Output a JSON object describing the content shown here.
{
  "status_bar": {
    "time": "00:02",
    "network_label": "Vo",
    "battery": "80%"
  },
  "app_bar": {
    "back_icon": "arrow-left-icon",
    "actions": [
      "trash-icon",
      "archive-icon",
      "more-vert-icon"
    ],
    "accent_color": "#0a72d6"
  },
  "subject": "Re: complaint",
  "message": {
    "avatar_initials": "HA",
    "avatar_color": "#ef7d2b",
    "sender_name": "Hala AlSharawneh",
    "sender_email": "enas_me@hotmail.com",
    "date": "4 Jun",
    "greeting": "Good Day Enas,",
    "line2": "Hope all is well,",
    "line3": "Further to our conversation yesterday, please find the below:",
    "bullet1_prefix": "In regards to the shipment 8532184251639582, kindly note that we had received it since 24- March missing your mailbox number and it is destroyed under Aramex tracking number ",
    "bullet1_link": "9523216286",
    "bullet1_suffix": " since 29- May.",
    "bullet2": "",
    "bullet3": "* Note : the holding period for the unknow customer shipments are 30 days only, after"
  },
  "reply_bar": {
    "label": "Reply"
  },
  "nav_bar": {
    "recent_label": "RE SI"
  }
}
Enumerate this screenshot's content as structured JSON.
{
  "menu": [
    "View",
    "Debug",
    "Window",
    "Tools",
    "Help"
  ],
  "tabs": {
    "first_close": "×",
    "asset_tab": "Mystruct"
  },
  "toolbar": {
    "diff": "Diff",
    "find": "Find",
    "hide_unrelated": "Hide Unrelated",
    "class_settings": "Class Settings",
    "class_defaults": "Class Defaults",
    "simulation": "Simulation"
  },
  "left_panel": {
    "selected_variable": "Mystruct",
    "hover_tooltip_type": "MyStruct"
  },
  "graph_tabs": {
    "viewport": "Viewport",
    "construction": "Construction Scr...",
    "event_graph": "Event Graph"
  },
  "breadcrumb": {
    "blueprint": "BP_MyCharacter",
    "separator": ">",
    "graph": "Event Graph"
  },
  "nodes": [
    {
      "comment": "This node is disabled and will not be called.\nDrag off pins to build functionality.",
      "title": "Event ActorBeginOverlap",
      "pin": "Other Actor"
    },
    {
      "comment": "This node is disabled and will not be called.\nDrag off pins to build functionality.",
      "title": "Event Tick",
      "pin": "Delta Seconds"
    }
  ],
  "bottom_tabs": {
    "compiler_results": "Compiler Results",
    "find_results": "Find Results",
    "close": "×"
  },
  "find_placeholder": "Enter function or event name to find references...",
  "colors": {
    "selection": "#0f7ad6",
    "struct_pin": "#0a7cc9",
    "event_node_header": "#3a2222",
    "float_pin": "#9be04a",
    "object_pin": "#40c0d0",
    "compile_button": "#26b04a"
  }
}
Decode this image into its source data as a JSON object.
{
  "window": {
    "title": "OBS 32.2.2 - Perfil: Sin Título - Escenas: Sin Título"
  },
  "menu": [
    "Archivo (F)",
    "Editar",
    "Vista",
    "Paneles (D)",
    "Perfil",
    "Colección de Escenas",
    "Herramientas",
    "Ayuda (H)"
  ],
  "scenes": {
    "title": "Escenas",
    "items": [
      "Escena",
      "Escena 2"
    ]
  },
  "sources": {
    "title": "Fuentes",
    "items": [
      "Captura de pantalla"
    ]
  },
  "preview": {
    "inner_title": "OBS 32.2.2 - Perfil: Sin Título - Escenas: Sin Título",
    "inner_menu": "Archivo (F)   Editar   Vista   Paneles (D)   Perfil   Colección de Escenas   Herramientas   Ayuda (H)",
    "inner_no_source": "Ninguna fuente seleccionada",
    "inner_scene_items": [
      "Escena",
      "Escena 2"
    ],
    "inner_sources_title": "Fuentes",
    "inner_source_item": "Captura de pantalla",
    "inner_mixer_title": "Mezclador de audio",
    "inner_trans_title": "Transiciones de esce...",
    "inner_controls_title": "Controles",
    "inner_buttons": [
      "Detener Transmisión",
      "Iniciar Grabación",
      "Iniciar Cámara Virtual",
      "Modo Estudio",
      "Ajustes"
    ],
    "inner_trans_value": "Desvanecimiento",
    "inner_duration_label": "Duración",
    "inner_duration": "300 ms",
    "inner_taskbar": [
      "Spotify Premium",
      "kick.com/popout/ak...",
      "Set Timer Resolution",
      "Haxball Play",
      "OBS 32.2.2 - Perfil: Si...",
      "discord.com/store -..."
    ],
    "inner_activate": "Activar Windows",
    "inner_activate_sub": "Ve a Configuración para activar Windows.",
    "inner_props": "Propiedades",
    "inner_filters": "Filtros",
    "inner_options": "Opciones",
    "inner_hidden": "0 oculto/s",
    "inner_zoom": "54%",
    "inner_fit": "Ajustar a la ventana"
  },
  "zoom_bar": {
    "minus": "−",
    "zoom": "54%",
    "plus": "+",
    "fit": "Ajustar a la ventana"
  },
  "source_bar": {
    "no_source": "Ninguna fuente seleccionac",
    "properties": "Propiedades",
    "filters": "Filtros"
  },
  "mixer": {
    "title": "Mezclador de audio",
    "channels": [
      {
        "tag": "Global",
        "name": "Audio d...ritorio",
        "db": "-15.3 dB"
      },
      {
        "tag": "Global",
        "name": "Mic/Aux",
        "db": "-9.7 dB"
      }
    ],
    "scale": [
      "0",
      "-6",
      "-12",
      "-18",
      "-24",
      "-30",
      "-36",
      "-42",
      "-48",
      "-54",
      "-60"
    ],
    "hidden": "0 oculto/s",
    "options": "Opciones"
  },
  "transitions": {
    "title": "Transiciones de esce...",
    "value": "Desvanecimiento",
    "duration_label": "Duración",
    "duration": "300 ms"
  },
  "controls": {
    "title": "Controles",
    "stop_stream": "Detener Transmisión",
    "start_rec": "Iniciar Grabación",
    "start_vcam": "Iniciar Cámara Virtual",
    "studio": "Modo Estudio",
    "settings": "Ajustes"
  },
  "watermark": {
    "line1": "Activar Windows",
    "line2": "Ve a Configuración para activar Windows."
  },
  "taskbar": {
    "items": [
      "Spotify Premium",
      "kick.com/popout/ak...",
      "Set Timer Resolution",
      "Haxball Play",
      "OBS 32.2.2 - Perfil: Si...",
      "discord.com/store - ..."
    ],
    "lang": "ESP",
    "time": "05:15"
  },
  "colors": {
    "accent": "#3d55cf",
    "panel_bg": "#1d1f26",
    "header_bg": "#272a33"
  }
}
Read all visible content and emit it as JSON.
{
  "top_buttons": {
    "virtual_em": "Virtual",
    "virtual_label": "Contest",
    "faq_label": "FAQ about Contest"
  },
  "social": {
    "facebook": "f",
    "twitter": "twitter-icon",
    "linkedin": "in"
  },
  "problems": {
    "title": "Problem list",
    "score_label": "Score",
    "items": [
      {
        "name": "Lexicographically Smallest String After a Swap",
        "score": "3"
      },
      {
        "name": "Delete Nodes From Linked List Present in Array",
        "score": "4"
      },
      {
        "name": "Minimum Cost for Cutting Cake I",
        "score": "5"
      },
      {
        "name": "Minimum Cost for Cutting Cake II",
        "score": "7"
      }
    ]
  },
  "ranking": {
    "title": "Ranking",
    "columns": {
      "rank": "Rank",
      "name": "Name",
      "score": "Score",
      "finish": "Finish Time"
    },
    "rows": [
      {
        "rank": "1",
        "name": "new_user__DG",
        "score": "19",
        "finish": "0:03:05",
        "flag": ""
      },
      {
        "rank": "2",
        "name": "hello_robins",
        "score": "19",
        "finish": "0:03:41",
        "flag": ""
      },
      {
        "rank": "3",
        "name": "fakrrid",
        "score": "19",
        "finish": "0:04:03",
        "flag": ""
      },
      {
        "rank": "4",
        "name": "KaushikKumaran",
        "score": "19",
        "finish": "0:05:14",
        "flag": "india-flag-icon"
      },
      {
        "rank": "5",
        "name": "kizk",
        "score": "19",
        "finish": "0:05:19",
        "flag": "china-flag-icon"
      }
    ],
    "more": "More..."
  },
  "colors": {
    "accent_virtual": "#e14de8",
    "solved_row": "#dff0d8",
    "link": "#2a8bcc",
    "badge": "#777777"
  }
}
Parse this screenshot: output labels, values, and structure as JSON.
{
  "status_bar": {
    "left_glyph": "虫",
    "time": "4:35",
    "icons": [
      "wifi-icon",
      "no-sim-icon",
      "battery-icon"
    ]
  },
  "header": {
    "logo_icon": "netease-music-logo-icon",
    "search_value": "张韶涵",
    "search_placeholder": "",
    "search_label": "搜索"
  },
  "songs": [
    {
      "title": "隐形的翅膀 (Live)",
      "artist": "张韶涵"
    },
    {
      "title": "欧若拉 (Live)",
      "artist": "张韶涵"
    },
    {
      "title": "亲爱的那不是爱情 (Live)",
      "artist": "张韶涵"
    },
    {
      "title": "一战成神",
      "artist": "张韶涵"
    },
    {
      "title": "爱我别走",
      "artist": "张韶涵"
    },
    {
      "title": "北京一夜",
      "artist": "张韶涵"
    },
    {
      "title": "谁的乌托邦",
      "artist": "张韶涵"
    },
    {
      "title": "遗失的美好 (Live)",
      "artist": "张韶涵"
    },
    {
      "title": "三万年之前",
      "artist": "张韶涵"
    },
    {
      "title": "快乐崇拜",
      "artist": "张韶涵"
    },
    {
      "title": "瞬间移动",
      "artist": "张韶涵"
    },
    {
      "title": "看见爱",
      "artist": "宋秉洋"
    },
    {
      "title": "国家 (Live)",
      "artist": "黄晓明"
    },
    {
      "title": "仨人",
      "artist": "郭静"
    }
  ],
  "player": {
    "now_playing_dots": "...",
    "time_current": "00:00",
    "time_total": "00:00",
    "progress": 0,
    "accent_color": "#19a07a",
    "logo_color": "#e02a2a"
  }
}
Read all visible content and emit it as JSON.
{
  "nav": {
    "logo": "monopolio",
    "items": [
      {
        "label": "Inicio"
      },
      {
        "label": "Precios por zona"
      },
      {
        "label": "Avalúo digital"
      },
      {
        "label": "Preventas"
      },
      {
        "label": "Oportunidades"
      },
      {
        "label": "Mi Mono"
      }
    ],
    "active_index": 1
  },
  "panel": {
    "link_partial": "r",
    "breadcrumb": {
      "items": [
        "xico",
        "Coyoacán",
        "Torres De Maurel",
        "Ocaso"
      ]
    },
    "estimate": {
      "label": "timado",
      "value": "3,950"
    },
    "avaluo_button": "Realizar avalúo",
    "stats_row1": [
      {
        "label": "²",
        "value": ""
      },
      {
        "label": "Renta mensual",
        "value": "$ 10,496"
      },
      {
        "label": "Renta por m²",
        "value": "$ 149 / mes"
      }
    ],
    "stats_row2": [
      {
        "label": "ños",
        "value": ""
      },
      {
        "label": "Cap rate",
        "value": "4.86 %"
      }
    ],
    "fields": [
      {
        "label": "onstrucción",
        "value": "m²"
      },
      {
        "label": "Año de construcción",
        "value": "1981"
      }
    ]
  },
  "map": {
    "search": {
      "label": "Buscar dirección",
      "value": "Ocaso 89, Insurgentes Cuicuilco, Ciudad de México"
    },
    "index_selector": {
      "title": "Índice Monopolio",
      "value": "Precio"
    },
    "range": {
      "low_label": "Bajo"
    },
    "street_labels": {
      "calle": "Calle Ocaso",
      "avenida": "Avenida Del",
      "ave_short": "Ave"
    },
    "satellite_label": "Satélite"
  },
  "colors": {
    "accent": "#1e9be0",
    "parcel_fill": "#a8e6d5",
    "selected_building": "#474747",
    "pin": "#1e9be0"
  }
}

→ **WORK TO DO**
Each line of the material above either contains the word "Ocaso" or does not; state how many do, and nothing else.

→ **EXPECTED ANSWER**
3